** Start **
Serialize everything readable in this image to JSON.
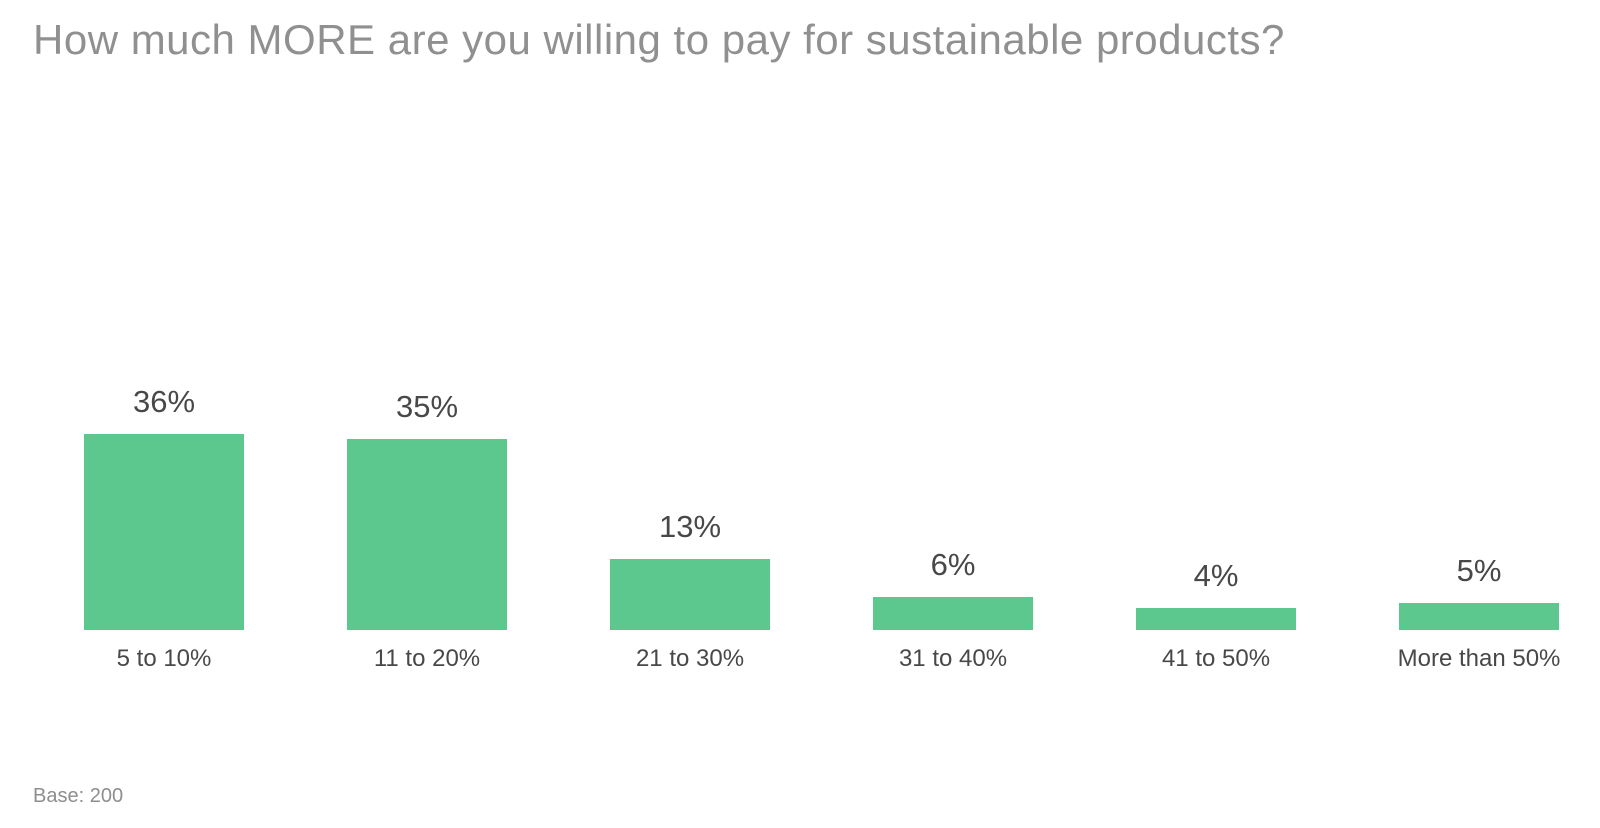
{
  "title": "How much MORE are you willing to pay for sustainable products?",
  "footnote": "Base: 200",
  "colors": {
    "bar": "#5dc88d",
    "title_text": "#909090",
    "label_text": "#484848",
    "footnote_text": "#8e8e8e",
    "background": "#ffffff"
  },
  "chart_data": {
    "type": "bar",
    "title": "How much MORE are you willing to pay for sustainable products?",
    "categories": [
      "5 to 10%",
      "11 to 20%",
      "21 to 30%",
      "31 to 40%",
      "41 to 50%",
      "More than 50%"
    ],
    "values": [
      36,
      35,
      13,
      6,
      4,
      5
    ],
    "value_labels": [
      "36%",
      "35%",
      "13%",
      "6%",
      "4%",
      "5%"
    ],
    "xlabel": "",
    "ylabel": "",
    "ylim": [
      0,
      36
    ],
    "grid": false,
    "axes_visible": false,
    "legend": "none",
    "data_labels_position": "above-bars",
    "footnote": "Base: 200"
  }
}
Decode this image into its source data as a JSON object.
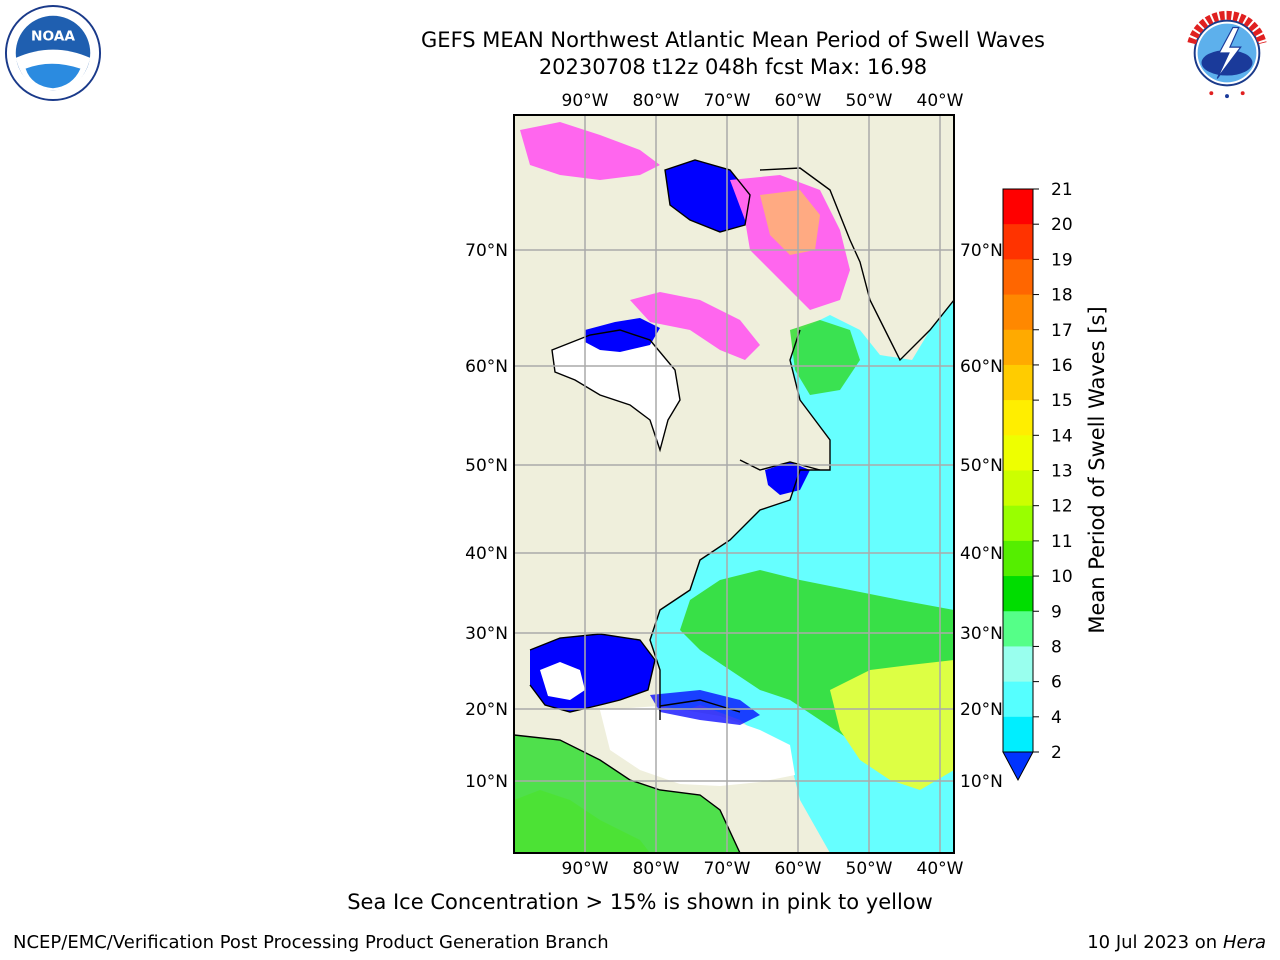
{
  "title_line1": "GEFS MEAN Northwest Atlantic Mean Period of Swell Waves",
  "title_line2": "20230708 t12z 048h fcst   Max: 16.98",
  "logos": {
    "left": "NOAA",
    "right": "NATIONAL WEATHER SERVICE"
  },
  "map": {
    "lon_labels": [
      "90°W",
      "80°W",
      "70°W",
      "60°W",
      "50°W",
      "40°W"
    ],
    "lat_labels": [
      "70°N",
      "60°N",
      "50°N",
      "40°N",
      "30°N",
      "20°N",
      "10°N"
    ],
    "colorbar_label": "Mean Period of Swell Waves [s]",
    "colorbar_ticks": [
      "21",
      "20",
      "19",
      "18",
      "17",
      "16",
      "15",
      "14",
      "13",
      "12",
      "11",
      "10",
      "9",
      "8",
      "6",
      "4",
      "2"
    ],
    "colorbar_colors": [
      "#ff0000",
      "#ff3300",
      "#ff6600",
      "#ff8800",
      "#ffaa00",
      "#ffcc00",
      "#ffee00",
      "#eeff00",
      "#ccff00",
      "#99ff00",
      "#55ee00",
      "#00dd00",
      "#55ff88",
      "#99ffee",
      "#55ffff",
      "#00eeff",
      "#0099ff",
      "#0033ff"
    ],
    "colors": {
      "land": "#efefdc",
      "ocean_blue": "#0000ff",
      "ice_pink": "#ff66ee",
      "cyan": "#66ffff",
      "green": "#33dd33",
      "yellow": "#ddff44"
    }
  },
  "footnote": "Sea Ice Concentration > 15% is shown in pink to yellow",
  "footer_left": "NCEP/EMC/Verification Post Processing Product Generation Branch",
  "footer_right_date": "10 Jul 2023 on ",
  "footer_right_host": "Hera"
}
** End **
• [JOB]: In the entries above, find each line with the word "Base" and show it.

• [COMPLETE RESPONSE]:
  "footnote": "Base: 200",
    "footnote": "Base: 200"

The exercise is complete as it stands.